* _WHAT TO PRODUCE_
Every line that contains the word "Birch" should be copied out.

Dataset entries
....

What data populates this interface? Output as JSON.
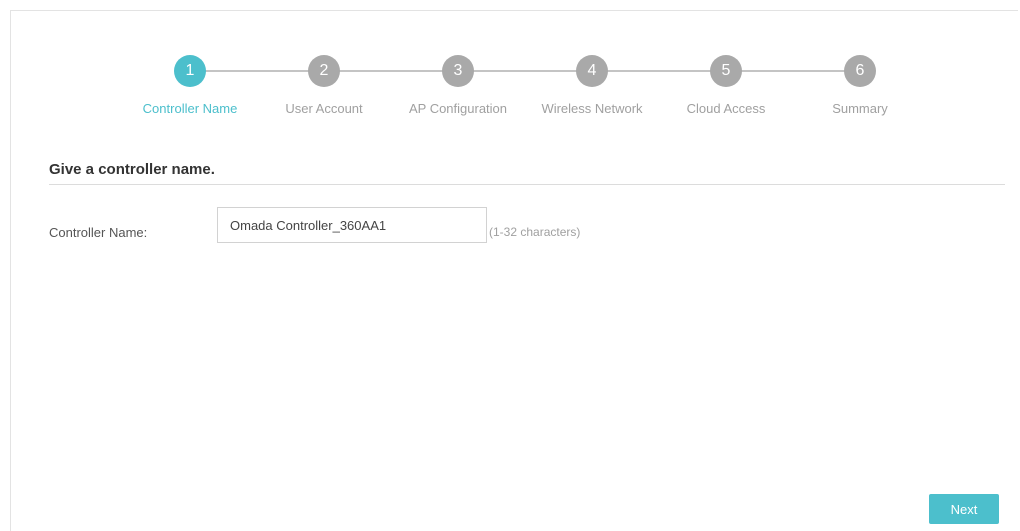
{
  "stepper": {
    "steps": [
      {
        "number": "1",
        "label": "Controller Name",
        "active": true
      },
      {
        "number": "2",
        "label": "User Account",
        "active": false
      },
      {
        "number": "3",
        "label": "AP Configuration",
        "active": false
      },
      {
        "number": "4",
        "label": "Wireless Network",
        "active": false
      },
      {
        "number": "5",
        "label": "Cloud Access",
        "active": false
      },
      {
        "number": "6",
        "label": "Summary",
        "active": false
      }
    ]
  },
  "section": {
    "title": "Give a controller name."
  },
  "form": {
    "controller_name": {
      "label": "Controller Name:",
      "value": "Omada Controller_360AA1",
      "hint": "(1-32 characters)"
    }
  },
  "actions": {
    "next_label": "Next"
  },
  "colors": {
    "accent": "#4cbfcc",
    "inactive_step": "#a9a9a9"
  }
}
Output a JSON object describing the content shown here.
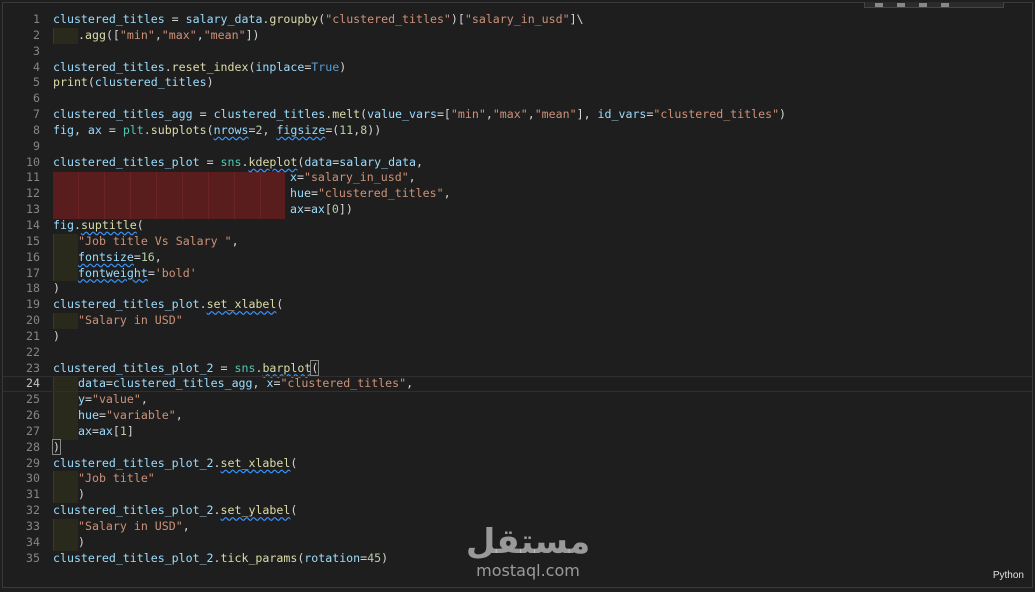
{
  "editor": {
    "language": "Python",
    "current_line": 24,
    "lines": [
      {
        "n": "1",
        "t": "clustered_titles = salary_data.groupby(\"clustered_titles\")[\"salary_in_usd\"]\\"
      },
      {
        "n": "2",
        "t": ".agg([\"min\",\"max\",\"mean\"])"
      },
      {
        "n": "3",
        "t": ""
      },
      {
        "n": "4",
        "t": "clustered_titles.reset_index(inplace=True)"
      },
      {
        "n": "5",
        "t": "print(clustered_titles)"
      },
      {
        "n": "6",
        "t": ""
      },
      {
        "n": "7",
        "t": "clustered_titles_agg = clustered_titles.melt(value_vars=[\"min\",\"max\",\"mean\"], id_vars=\"clustered_titles\")"
      },
      {
        "n": "8",
        "t": "fig, ax = plt.subplots(nrows=2, figsize=(11,8))"
      },
      {
        "n": "9",
        "t": ""
      },
      {
        "n": "10",
        "t": "clustered_titles_plot = sns.kdeplot(data=salary_data,"
      },
      {
        "n": "11",
        "t": "x=\"salary_in_usd\","
      },
      {
        "n": "12",
        "t": "hue=\"clustered_titles\","
      },
      {
        "n": "13",
        "t": "ax=ax[0])"
      },
      {
        "n": "14",
        "t": "fig.suptitle("
      },
      {
        "n": "15",
        "t": "\"Job title Vs Salary \","
      },
      {
        "n": "16",
        "t": "fontsize=16,"
      },
      {
        "n": "17",
        "t": "fontweight='bold'"
      },
      {
        "n": "18",
        "t": ")"
      },
      {
        "n": "19",
        "t": "clustered_titles_plot.set_xlabel("
      },
      {
        "n": "20",
        "t": "\"Salary in USD\""
      },
      {
        "n": "21",
        "t": ")"
      },
      {
        "n": "22",
        "t": ""
      },
      {
        "n": "23",
        "t": "clustered_titles_plot_2 = sns.barplot("
      },
      {
        "n": "24",
        "t": "data=clustered_titles_agg, x=\"clustered_titles\","
      },
      {
        "n": "25",
        "t": "y=\"value\","
      },
      {
        "n": "26",
        "t": "hue=\"variable\","
      },
      {
        "n": "27",
        "t": "ax=ax[1]"
      },
      {
        "n": "28",
        "t": ")"
      },
      {
        "n": "29",
        "t": "clustered_titles_plot_2.set_xlabel("
      },
      {
        "n": "30",
        "t": "\"Job title\""
      },
      {
        "n": "31",
        "t": ")"
      },
      {
        "n": "32",
        "t": "clustered_titles_plot_2.set_ylabel("
      },
      {
        "n": "33",
        "t": "\"Salary in USD\","
      },
      {
        "n": "34",
        "t": ")"
      },
      {
        "n": "35",
        "t": "clustered_titles_plot_2.tick_params(rotation=45)"
      }
    ]
  },
  "watermark": {
    "arabic": "مستقل",
    "latin": "mostaql.com"
  },
  "colors": {
    "background": "#1e1e1e",
    "variable": "#9cdcfe",
    "function": "#dcdcaa",
    "string": "#ce9178",
    "keyword": "#569cd6",
    "number": "#b5cea8",
    "selection_highlight": "#5a1d1d"
  }
}
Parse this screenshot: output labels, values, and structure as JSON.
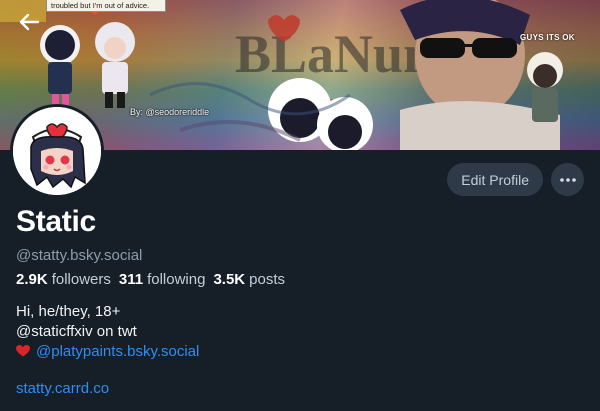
{
  "banner": {
    "advice_text": "troubled but I'm out of advice.",
    "caption": "By: @seodoreriddle",
    "tag": "GUYS ITS OK"
  },
  "profile": {
    "display_name": "Static",
    "handle": "@statty.bsky.social",
    "edit_label": "Edit Profile",
    "more_label": "•••"
  },
  "stats": {
    "followers_count": "2.9K",
    "followers_label": "followers",
    "following_count": "311",
    "following_label": "following",
    "posts_count": "3.5K",
    "posts_label": "posts"
  },
  "bio": {
    "line1": "Hi, he/they, 18+",
    "line2": "@staticffxiv on twt",
    "mention": "@platypaints.bsky.social",
    "link": "statty.carrd.co"
  },
  "colors": {
    "background": "#161e27",
    "button": "#2e3a48",
    "link": "#2f8df5",
    "heart": "#d8242b"
  },
  "icons": {
    "back": "arrow-left-icon",
    "more": "ellipsis-icon",
    "heart": "red-heart-icon"
  }
}
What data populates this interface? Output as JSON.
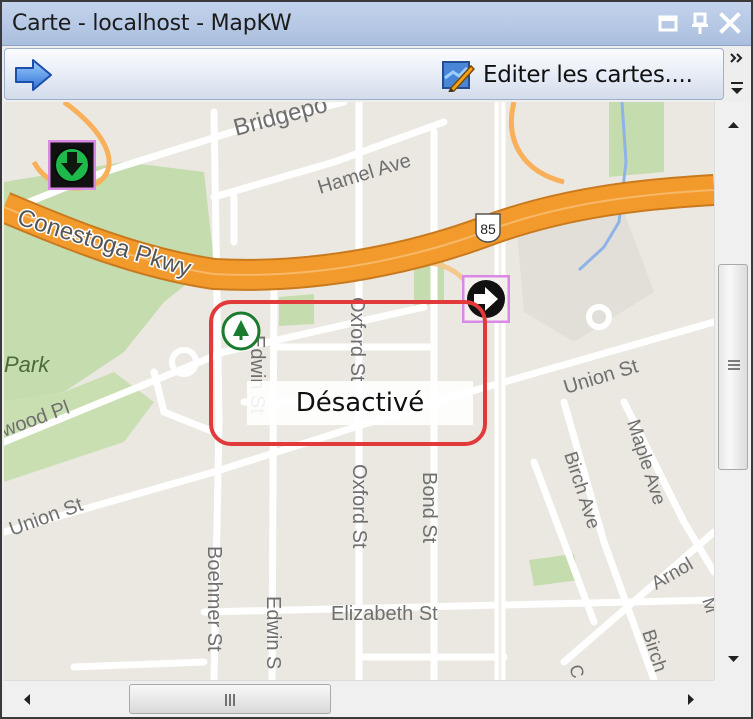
{
  "window": {
    "title": "Carte - localhost - MapKW",
    "controls": [
      "restore-icon",
      "pin-icon",
      "close-icon"
    ]
  },
  "toolbar": {
    "nav_icon": "arrow-right-icon",
    "edit_label": "Editer les cartes....",
    "edit_icon": "map-edit-icon",
    "overflow_icon": "chevron-double-right-icon"
  },
  "map": {
    "streets": {
      "bridgeport": "Bridgepo",
      "hamel": "Hamel Ave",
      "conestoga": "Conestoga Pkwy",
      "highway_shield": "85",
      "park": "Park",
      "edwin_top": "Edwin St",
      "oxford_top": "Oxford St",
      "wood": "wood Pl",
      "union_right": "Union St",
      "union_left": "Union St",
      "maple": "Maple Ave",
      "birch_top": "Birch Ave",
      "oxford_bottom": "Oxford St",
      "bond": "Bond St",
      "boehmer": "Boehmer St",
      "edwin_bottom": "Edwin S",
      "elizabeth": "Elizabeth St",
      "arnold": "Arnol",
      "birch_bottom": "Birch",
      "m_fragment": "M",
      "c_fragment": "C"
    },
    "markers": [
      {
        "name": "down-arrow-marker-icon",
        "status_color": "#1db94a"
      },
      {
        "name": "right-arrow-marker-icon",
        "status_color": "#ffffff"
      },
      {
        "name": "tree-marker-icon",
        "status_color": "#1a7a2e"
      }
    ],
    "tooltip": "Désactivé",
    "highlight_color": "#e23a3a"
  },
  "colors": {
    "titlebar": "#b4c7e4",
    "highway": "#f39a2c",
    "park_green": "#c5dcae",
    "map_bg": "#ebe8e2"
  },
  "scrollbars": {
    "vertical_thumb_grip": "≡",
    "horizontal_thumb_grip": "III"
  }
}
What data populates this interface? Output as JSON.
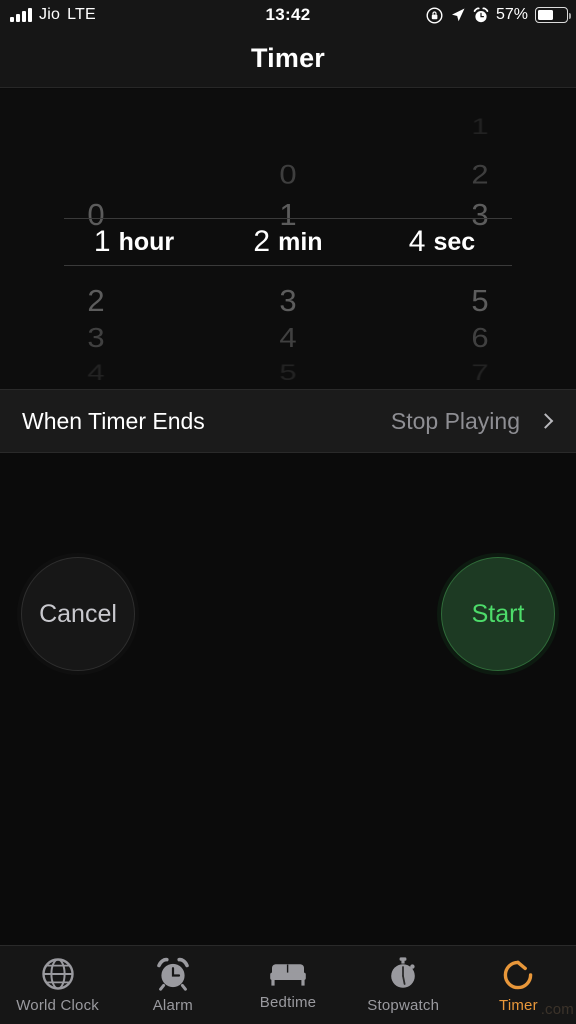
{
  "status_bar": {
    "carrier": "Jio",
    "network": "LTE",
    "time": "13:42",
    "battery_percent": "57%",
    "battery_level": 57,
    "icons": [
      "signal-bars-icon",
      "rotation-lock-icon",
      "location-arrow-icon",
      "alarm-icon",
      "battery-icon"
    ]
  },
  "navbar": {
    "title": "Timer"
  },
  "picker": {
    "hours": {
      "above": [
        "",
        "",
        "0"
      ],
      "selected_number": "1",
      "selected_unit": "hour",
      "below": [
        "2",
        "3",
        "4"
      ]
    },
    "minutes": {
      "above": [
        "",
        "0",
        "1"
      ],
      "selected_number": "2",
      "selected_unit": "min",
      "below": [
        "3",
        "4",
        "5"
      ]
    },
    "seconds": {
      "above": [
        "",
        "1",
        "2",
        "3"
      ],
      "above_r3": "1",
      "above_r2": "2",
      "above_r1": "3",
      "selected_number": "4",
      "selected_unit": "sec",
      "below": [
        "5",
        "6",
        "7"
      ]
    }
  },
  "when_timer_ends": {
    "label": "When Timer Ends",
    "value": "Stop Playing"
  },
  "controls": {
    "cancel_label": "Cancel",
    "start_label": "Start",
    "start_color": "#4ddc6a",
    "cancel_color": "#c9c9ce"
  },
  "tabbar": {
    "active_color": "#e8973a",
    "inactive_color": "#9a9a9f",
    "items": [
      {
        "label": "World Clock",
        "icon": "globe-icon"
      },
      {
        "label": "Alarm",
        "icon": "alarm-clock-icon"
      },
      {
        "label": "Bedtime",
        "icon": "bed-icon"
      },
      {
        "label": "Stopwatch",
        "icon": "stopwatch-icon"
      },
      {
        "label": "Timer",
        "icon": "timer-icon"
      }
    ]
  },
  "watermark": {
    "text": ".com"
  }
}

....

* _WRITTEN SOLUTION_
      "birch_top": "Birch Ave",
      "birch_bottom": "Birch",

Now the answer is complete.